Task prompt — Please reproduce word for word the lines of the material starting at the line that contains "step2-partial-text: 2 –" and ending at the line that contains "step3-line1: 3 –", including both of those lines.
======== Records for the task ========
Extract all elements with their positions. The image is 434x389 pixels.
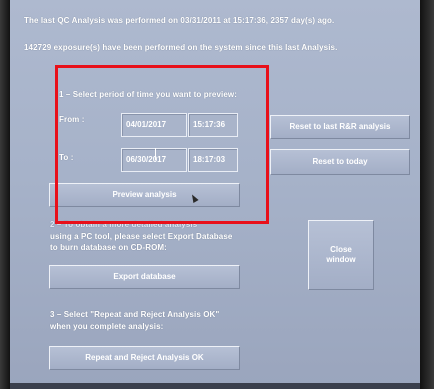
step2-partial-text: 2 – To obtain a more detailed analysis [50, 220, 198, 229]
step2-line1: using a PC tool, please select Export Da… [50, 232, 233, 241]
step3-line2: when you complete analysis: [50, 322, 164, 331]
step3-line1: 3 – Select "Repeat and Reject Analysis O… [50, 310, 220, 319]
reset-rr-analysis-button[interactable]: Reset to last R&R analysis [270, 115, 410, 139]
step1-title: 1 – Select period of time you want to pr… [59, 90, 237, 99]
last-analysis-text: The last QC Analysis was performed on 03… [24, 16, 335, 25]
to-label: To : [59, 153, 74, 162]
monitor-bezel-left [0, 0, 10, 389]
from-date-input[interactable]: 04/01/2017 [121, 113, 187, 137]
from-time-input[interactable]: 15:17:36 [188, 113, 238, 137]
preview-analysis-button[interactable]: Preview analysis [49, 183, 240, 207]
step2-line2: to burn database on CD-ROM: [50, 243, 167, 252]
text-caret [155, 148, 156, 160]
export-database-button[interactable]: Export database [49, 265, 240, 289]
to-date-input[interactable]: 06/30/2017 [121, 148, 187, 172]
repeat-reject-ok-button[interactable]: Repeat and Reject Analysis OK [49, 346, 240, 370]
monitor-bezel-right [420, 0, 434, 389]
exposures-text: 142729 exposure(s) have been performed o… [24, 43, 338, 52]
reset-today-button[interactable]: Reset to today [270, 149, 410, 175]
close-window-button[interactable]: Close window [308, 220, 374, 290]
to-time-input[interactable]: 18:17:03 [188, 148, 238, 172]
from-label: From : [59, 115, 85, 124]
screen-bottom-edge [10, 383, 420, 389]
qc-analysis-window: The last QC Analysis was performed on 03… [10, 0, 420, 389]
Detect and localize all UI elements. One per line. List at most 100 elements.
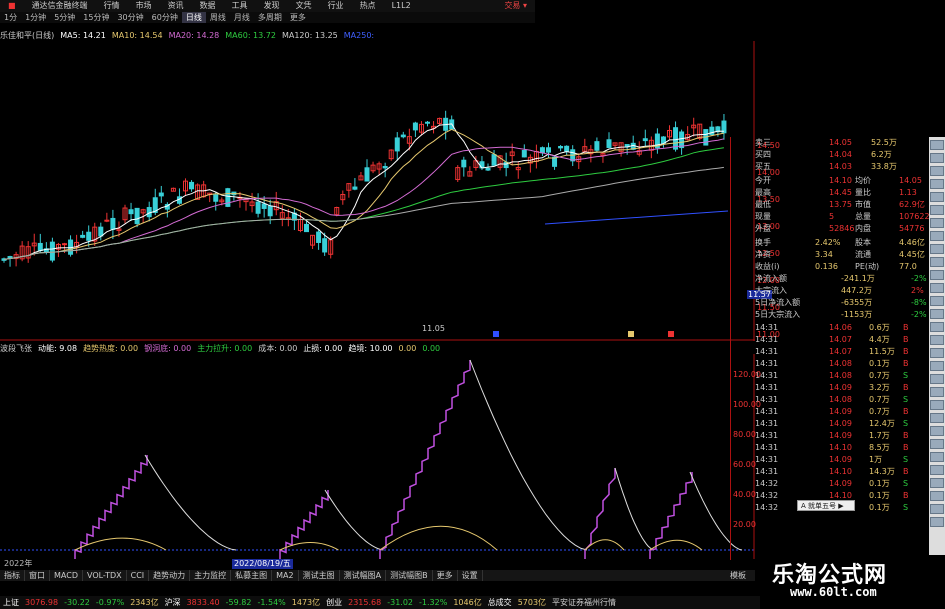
period-tab[interactable]: 60分钟	[148, 12, 182, 23]
indicator-tab[interactable]: MA2	[272, 570, 299, 581]
period-tab[interactable]: 月线	[230, 12, 254, 23]
template-button[interactable]: 模板	[730, 570, 746, 581]
crosshair-date: 2022/08/19/五	[232, 559, 293, 569]
toolbar-tool-icon[interactable]	[930, 361, 944, 371]
flow-percent: -2%	[911, 310, 927, 319]
toolbar-tool-icon[interactable]	[930, 478, 944, 488]
tick-time: 14:31	[755, 335, 779, 344]
menu-item[interactable]: 资讯	[160, 0, 192, 12]
candle-body	[316, 231, 322, 243]
indicator-tab[interactable]: 指标	[0, 570, 25, 581]
toolbar-tool-icon[interactable]	[930, 153, 944, 163]
toolbar-tool-icon[interactable]	[930, 166, 944, 176]
menu-item[interactable]: 热点	[352, 0, 384, 12]
indicator-tab[interactable]: CCI	[127, 570, 150, 581]
indicator-tab[interactable]: 主力监控	[190, 570, 232, 581]
menu-item[interactable]: 市场	[128, 0, 160, 12]
indicator-tab[interactable]: VOL-TDX	[83, 570, 127, 581]
candlestick-chart[interactable]: 11.05	[0, 41, 755, 341]
menu-item[interactable]: 文凭	[288, 0, 320, 12]
toolbar-tool-icon[interactable]	[930, 179, 944, 189]
tick-price: 14.09	[829, 407, 852, 416]
indicator-tab[interactable]: 测试主图	[299, 570, 340, 581]
menu-item[interactable]: 行情	[96, 0, 128, 12]
toolbar-tool-icon[interactable]	[930, 231, 944, 241]
period-tab[interactable]: 多周期	[254, 12, 286, 23]
candle-body	[86, 231, 92, 241]
menu-item[interactable]: 工具	[224, 0, 256, 12]
toolbar-tool-icon[interactable]	[930, 491, 944, 501]
toolbar-tool-icon[interactable]	[930, 387, 944, 397]
toolbar-tool-icon[interactable]	[930, 296, 944, 306]
indicator-tab[interactable]: 测试幅图A	[340, 570, 387, 581]
tick-side: S	[903, 503, 909, 512]
toolbar-tool-icon[interactable]	[930, 465, 944, 475]
toolbar-tool-icon[interactable]	[930, 413, 944, 423]
status-item: 2343亿	[130, 598, 159, 607]
indicator-chart[interactable]	[0, 354, 755, 559]
stat-label: 市值	[855, 200, 871, 209]
status-item: 1046亿	[453, 598, 482, 607]
candle-body	[267, 205, 273, 217]
toolbar-tool-icon[interactable]	[930, 192, 944, 202]
tick-time: 14:31	[755, 467, 779, 476]
toolbar-tool-icon[interactable]	[930, 309, 944, 319]
toolbar-tool-icon[interactable]	[930, 270, 944, 280]
toolbar-tool-icon[interactable]	[930, 439, 944, 449]
tick-time: 14:31	[755, 359, 779, 368]
toolbar-tool-icon[interactable]	[930, 283, 944, 293]
status-item: 3076.98	[25, 598, 59, 607]
period-tab[interactable]: 5分钟	[50, 12, 79, 23]
period-tab[interactable]: 周线	[206, 12, 230, 23]
period-tab[interactable]: 1分	[0, 12, 21, 23]
period-toolbar: 1分 1分钟 5分钟 15分钟 30分钟 60分钟 日线 周线 月线 多周期 更多	[0, 12, 535, 23]
menu-item[interactable]: 行业	[320, 0, 352, 12]
menu-item[interactable]: L1L2	[384, 0, 419, 12]
tick-side: B	[903, 467, 909, 476]
tick-volume: 0.1万	[869, 359, 890, 368]
candle-body	[606, 139, 612, 148]
quote-row: 14:31 14.10 14.3万 B	[731, 466, 929, 478]
toolbar-tool-icon[interactable]	[930, 335, 944, 345]
period-tab[interactable]: 30分钟	[113, 12, 147, 23]
indicator-tab[interactable]: 设置	[458, 570, 483, 581]
period-tab[interactable]: 日线	[181, 12, 206, 23]
toolbar-tool-icon[interactable]	[930, 348, 944, 358]
toolbar-tool-icon[interactable]	[930, 322, 944, 332]
period-tab[interactable]: 15分钟	[79, 12, 113, 23]
quote-row: 外盘 52846 内盘 54776	[731, 223, 929, 235]
quote-row: 买五 14.03 33.8万	[731, 161, 929, 173]
indicator-tick: 20.00	[733, 520, 756, 529]
indicator-tab[interactable]: 更多	[433, 570, 458, 581]
period-tab[interactable]: 更多	[286, 12, 310, 23]
toolbar-tool-icon[interactable]	[930, 400, 944, 410]
indicator-tab[interactable]: 趋势动力	[149, 570, 191, 581]
toolbar-tool-icon[interactable]	[930, 374, 944, 384]
tick-volume: 8.5万	[869, 443, 890, 452]
indicator-tab[interactable]: MACD	[50, 570, 83, 581]
indicator-tab[interactable]: 私募主图	[231, 570, 273, 581]
toolbar-tool-icon[interactable]	[930, 244, 944, 254]
stat-label: 最低	[755, 200, 771, 209]
menu-item[interactable]: 数据	[192, 0, 224, 12]
toolbar-tool-icon[interactable]	[930, 504, 944, 514]
menu-item[interactable]: 发现	[256, 0, 288, 12]
toolbar-tool-icon[interactable]	[930, 140, 944, 150]
indicator-tab[interactable]: 窗口	[25, 570, 50, 581]
period-tab[interactable]: 1分钟	[21, 12, 50, 23]
finance-value: 2.42%	[815, 238, 841, 247]
tick-time: 14:31	[755, 455, 779, 464]
toolbar-tool-icon[interactable]	[930, 205, 944, 215]
trade-menu-button[interactable]: 交易 ▾	[496, 0, 535, 12]
quote-row: 14:31 14.07 11.5万 B	[731, 346, 929, 358]
toolbar-tool-icon[interactable]	[930, 257, 944, 267]
popup-tooltip[interactable]: A 就单五号 ▶	[797, 500, 855, 511]
toolbar-tool-icon[interactable]	[930, 426, 944, 436]
candle-body	[594, 141, 600, 151]
toolbar-tool-icon[interactable]	[930, 218, 944, 228]
indicator-tab[interactable]: 测试幅图B	[386, 570, 433, 581]
toolbar-tool-icon[interactable]	[930, 517, 944, 527]
toolbar-tool-icon[interactable]	[930, 452, 944, 462]
status-item: -1.54%	[257, 598, 286, 607]
candle-body	[98, 226, 104, 237]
========
Result of this exercise —
step2-partial-text: 2 – To obtain a more detailed analysis [50, 220, 198, 229]
step2-line1: using a PC tool, please select Export Da… [50, 232, 233, 241]
step3-line2: when you complete analysis: [50, 322, 164, 331]
step3-line1: 3 – Select "Repeat and Reject Analysis O… [50, 310, 220, 319]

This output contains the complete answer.